[Stored dataset items]
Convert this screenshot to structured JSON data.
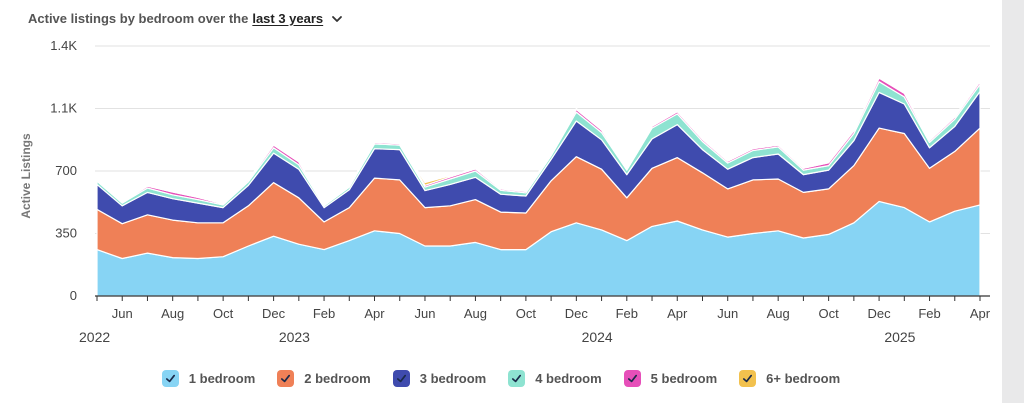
{
  "header": {
    "prefix": "Active listings by bedroom over the",
    "range_link": "last 3 years"
  },
  "chart_data": {
    "type": "area",
    "stacked": true,
    "ylabel": "Active Listings",
    "y_ticks": [
      "0",
      "350",
      "700",
      "1.1K",
      "1.4K"
    ],
    "y_tick_values": [
      0,
      350,
      700,
      1050,
      1400
    ],
    "ylim": [
      0,
      1400
    ],
    "x_months": [
      "May 2022",
      "Jun 2022",
      "Jul 2022",
      "Aug 2022",
      "Sep 2022",
      "Oct 2022",
      "Nov 2022",
      "Dec 2022",
      "Jan 2023",
      "Feb 2023",
      "Mar 2023",
      "Apr 2023",
      "May 2023",
      "Jun 2023",
      "Jul 2023",
      "Aug 2023",
      "Sep 2023",
      "Oct 2023",
      "Nov 2023",
      "Dec 2023",
      "Jan 2024",
      "Feb 2024",
      "Mar 2024",
      "Apr 2024",
      "May 2024",
      "Jun 2024",
      "Jul 2024",
      "Aug 2024",
      "Sep 2024",
      "Oct 2024",
      "Nov 2024",
      "Dec 2024",
      "Jan 2025",
      "Feb 2025",
      "Mar 2025",
      "Apr 2025"
    ],
    "x_tick_labels": [
      {
        "label": "Jun",
        "index": 1
      },
      {
        "label": "Aug",
        "index": 3
      },
      {
        "label": "Oct",
        "index": 5
      },
      {
        "label": "Dec",
        "index": 7
      },
      {
        "label": "Feb",
        "index": 9
      },
      {
        "label": "Apr",
        "index": 11
      },
      {
        "label": "Jun",
        "index": 13
      },
      {
        "label": "Aug",
        "index": 15
      },
      {
        "label": "Oct",
        "index": 17
      },
      {
        "label": "Dec",
        "index": 19
      },
      {
        "label": "Feb",
        "index": 21
      },
      {
        "label": "Apr",
        "index": 23
      },
      {
        "label": "Jun",
        "index": 25
      },
      {
        "label": "Aug",
        "index": 27
      },
      {
        "label": "Oct",
        "index": 29
      },
      {
        "label": "Dec",
        "index": 31
      },
      {
        "label": "Feb",
        "index": 33
      },
      {
        "label": "Apr",
        "index": 35
      }
    ],
    "year_labels": [
      {
        "label": "2022",
        "index": 0
      },
      {
        "label": "2023",
        "index": 8
      },
      {
        "label": "2024",
        "index": 20
      },
      {
        "label": "2025",
        "index": 32
      }
    ],
    "grid": true,
    "legend_position": "bottom",
    "series": [
      {
        "name": "1 bedroom",
        "color": "#87d4f4",
        "values": [
          260,
          210,
          240,
          215,
          210,
          220,
          280,
          335,
          290,
          260,
          310,
          365,
          350,
          280,
          280,
          300,
          260,
          260,
          360,
          410,
          370,
          310,
          390,
          420,
          370,
          330,
          350,
          365,
          325,
          345,
          410,
          530,
          495,
          415,
          475,
          510
        ]
      },
      {
        "name": "2 bedroom",
        "color": "#ef8057",
        "values": [
          225,
          195,
          215,
          210,
          200,
          190,
          225,
          300,
          260,
          155,
          185,
          295,
          300,
          215,
          225,
          240,
          210,
          205,
          285,
          370,
          340,
          240,
          325,
          355,
          320,
          270,
          300,
          290,
          255,
          255,
          320,
          410,
          415,
          300,
          335,
          430
        ]
      },
      {
        "name": "3 bedroom",
        "color": "#3f4bae",
        "values": [
          140,
          100,
          125,
          120,
          110,
          85,
          115,
          165,
          160,
          80,
          100,
          165,
          170,
          95,
          120,
          125,
          100,
          95,
          120,
          200,
          165,
          130,
          165,
          185,
          130,
          110,
          125,
          140,
          100,
          105,
          140,
          200,
          165,
          115,
          140,
          205
        ]
      },
      {
        "name": "4 bedroom",
        "color": "#8ee3d1",
        "values": [
          18,
          15,
          25,
          22,
          20,
          15,
          20,
          30,
          25,
          10,
          15,
          27,
          25,
          20,
          30,
          35,
          22,
          18,
          20,
          50,
          40,
          25,
          60,
          60,
          45,
          35,
          40,
          40,
          25,
          25,
          40,
          60,
          40,
          30,
          40,
          40
        ]
      },
      {
        "name": "5 bedroom",
        "color": "#e64fb9",
        "values": [
          8,
          6,
          10,
          15,
          12,
          6,
          10,
          15,
          16,
          5,
          5,
          8,
          8,
          10,
          12,
          12,
          8,
          8,
          10,
          15,
          14,
          6,
          10,
          12,
          12,
          10,
          10,
          10,
          10,
          16,
          15,
          20,
          20,
          10,
          12,
          15
        ]
      },
      {
        "name": "6+ bedroom",
        "color": "#f2c14e",
        "values": [
          3,
          3,
          3,
          3,
          3,
          3,
          3,
          4,
          4,
          3,
          3,
          4,
          4,
          15,
          6,
          6,
          3,
          3,
          3,
          5,
          5,
          3,
          5,
          7,
          5,
          5,
          5,
          5,
          4,
          6,
          5,
          8,
          8,
          4,
          6,
          8
        ]
      }
    ]
  }
}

* CHALLENGE: Look back over the material above and state how many lines hold the word "Active". Write the number and nothing else.

* EXERCISE OUTPUT: 2